*** Opening of LISTED ENTRIES ***

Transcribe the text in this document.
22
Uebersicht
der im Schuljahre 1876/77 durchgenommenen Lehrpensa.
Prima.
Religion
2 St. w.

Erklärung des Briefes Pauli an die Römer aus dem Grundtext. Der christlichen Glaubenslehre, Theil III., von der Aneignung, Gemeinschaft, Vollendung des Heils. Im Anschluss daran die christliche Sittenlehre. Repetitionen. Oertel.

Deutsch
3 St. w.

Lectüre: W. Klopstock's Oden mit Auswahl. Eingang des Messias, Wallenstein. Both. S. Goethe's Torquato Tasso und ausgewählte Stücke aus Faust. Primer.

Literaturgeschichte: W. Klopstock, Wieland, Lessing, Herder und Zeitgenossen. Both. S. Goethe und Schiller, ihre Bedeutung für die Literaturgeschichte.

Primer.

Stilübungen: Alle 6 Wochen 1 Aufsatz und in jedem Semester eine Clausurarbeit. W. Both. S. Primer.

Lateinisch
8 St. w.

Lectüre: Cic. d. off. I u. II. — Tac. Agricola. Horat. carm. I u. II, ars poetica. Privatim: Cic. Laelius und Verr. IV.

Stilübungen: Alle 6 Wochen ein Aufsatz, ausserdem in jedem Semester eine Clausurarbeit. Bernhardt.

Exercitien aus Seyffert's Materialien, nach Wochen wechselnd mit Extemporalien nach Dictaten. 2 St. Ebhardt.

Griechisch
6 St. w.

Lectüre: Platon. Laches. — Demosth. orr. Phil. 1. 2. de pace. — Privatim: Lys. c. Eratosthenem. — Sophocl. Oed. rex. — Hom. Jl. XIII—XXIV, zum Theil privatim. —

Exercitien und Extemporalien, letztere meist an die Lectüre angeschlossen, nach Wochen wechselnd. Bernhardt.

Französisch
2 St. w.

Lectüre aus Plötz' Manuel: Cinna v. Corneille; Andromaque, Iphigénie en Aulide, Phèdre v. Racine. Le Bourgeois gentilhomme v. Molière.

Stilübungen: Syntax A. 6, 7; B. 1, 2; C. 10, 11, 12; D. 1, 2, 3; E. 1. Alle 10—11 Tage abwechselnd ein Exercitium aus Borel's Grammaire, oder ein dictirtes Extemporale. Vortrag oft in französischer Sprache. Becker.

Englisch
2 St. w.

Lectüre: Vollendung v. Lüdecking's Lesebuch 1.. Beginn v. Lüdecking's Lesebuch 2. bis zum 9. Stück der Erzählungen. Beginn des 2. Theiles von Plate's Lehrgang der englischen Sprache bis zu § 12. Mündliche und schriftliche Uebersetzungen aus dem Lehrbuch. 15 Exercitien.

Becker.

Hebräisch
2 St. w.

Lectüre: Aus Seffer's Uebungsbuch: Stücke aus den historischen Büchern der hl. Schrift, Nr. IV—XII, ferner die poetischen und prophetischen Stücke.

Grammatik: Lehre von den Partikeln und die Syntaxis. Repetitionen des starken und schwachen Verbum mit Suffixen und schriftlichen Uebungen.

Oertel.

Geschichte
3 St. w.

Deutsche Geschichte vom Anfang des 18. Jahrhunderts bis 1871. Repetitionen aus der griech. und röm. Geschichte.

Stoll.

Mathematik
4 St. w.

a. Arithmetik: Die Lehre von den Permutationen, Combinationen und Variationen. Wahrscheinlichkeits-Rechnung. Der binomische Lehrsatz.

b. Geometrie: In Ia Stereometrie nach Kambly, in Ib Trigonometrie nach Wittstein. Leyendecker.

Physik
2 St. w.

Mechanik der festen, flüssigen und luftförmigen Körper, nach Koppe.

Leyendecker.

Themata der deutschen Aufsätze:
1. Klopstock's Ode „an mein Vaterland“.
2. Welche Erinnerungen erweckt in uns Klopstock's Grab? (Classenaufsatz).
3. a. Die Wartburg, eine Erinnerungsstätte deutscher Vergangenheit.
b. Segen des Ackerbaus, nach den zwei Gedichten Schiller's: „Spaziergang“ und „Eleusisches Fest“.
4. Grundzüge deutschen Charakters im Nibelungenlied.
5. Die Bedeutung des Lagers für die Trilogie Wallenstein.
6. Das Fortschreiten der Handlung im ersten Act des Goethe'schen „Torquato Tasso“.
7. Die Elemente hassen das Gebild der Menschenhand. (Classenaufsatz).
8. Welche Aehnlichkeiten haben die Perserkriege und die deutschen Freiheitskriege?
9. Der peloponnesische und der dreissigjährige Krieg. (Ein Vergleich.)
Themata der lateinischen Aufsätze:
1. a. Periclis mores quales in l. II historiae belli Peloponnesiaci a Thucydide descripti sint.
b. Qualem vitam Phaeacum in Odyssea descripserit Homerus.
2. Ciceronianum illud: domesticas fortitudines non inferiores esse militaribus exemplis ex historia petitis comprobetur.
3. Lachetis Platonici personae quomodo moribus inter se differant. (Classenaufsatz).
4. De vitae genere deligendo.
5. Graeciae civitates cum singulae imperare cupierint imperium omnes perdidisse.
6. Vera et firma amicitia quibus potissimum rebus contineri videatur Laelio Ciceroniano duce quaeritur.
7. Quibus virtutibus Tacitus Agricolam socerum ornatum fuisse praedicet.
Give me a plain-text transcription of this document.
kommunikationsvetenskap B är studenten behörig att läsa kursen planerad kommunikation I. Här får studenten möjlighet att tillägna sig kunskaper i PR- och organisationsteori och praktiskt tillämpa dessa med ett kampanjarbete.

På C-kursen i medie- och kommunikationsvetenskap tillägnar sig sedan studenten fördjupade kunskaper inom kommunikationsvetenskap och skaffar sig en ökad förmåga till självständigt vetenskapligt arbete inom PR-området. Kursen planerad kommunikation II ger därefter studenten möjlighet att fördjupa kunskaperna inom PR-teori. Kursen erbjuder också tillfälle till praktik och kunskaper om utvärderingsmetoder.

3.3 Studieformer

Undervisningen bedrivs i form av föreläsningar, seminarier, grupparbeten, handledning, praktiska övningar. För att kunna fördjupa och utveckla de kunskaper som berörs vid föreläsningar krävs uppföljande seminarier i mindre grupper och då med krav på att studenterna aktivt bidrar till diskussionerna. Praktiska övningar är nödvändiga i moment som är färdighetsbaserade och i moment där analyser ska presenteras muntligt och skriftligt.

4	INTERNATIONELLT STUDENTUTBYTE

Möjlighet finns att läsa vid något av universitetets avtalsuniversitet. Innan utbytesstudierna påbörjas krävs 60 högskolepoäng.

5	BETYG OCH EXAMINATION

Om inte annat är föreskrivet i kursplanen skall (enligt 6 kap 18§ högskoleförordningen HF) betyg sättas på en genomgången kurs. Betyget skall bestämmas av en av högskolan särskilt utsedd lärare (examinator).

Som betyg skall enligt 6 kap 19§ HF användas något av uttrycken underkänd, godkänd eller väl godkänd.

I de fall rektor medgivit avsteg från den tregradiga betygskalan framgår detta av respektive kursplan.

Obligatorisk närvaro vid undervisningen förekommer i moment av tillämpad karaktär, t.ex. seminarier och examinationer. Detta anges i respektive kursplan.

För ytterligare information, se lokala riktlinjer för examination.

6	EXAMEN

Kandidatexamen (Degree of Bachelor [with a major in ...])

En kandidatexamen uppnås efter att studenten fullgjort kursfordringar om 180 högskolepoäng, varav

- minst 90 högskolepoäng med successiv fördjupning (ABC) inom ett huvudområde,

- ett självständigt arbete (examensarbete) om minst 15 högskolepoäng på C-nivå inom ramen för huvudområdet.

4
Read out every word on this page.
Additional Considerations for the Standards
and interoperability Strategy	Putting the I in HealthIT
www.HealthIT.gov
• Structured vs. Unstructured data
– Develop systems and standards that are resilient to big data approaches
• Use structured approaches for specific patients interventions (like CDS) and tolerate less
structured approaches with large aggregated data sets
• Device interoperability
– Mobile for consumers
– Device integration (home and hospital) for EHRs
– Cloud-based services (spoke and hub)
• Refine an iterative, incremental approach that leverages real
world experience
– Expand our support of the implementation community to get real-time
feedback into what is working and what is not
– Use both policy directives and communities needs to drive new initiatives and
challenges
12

*** Close of LISTED ENTRIES ***

Note each line of the entries that has "Tasso" in it, and copy those lines.

Lectüre: W. Klopstock's Oden mit Auswahl. Eingang des Messias, Wallenstein. Both. S. Goethe's Torquato Tasso und ausgewählte Stücke aus Faust. Primer.
6. Das Fortschreiten der Handlung im ersten Act des Goethe'schen „Torquato Tasso“.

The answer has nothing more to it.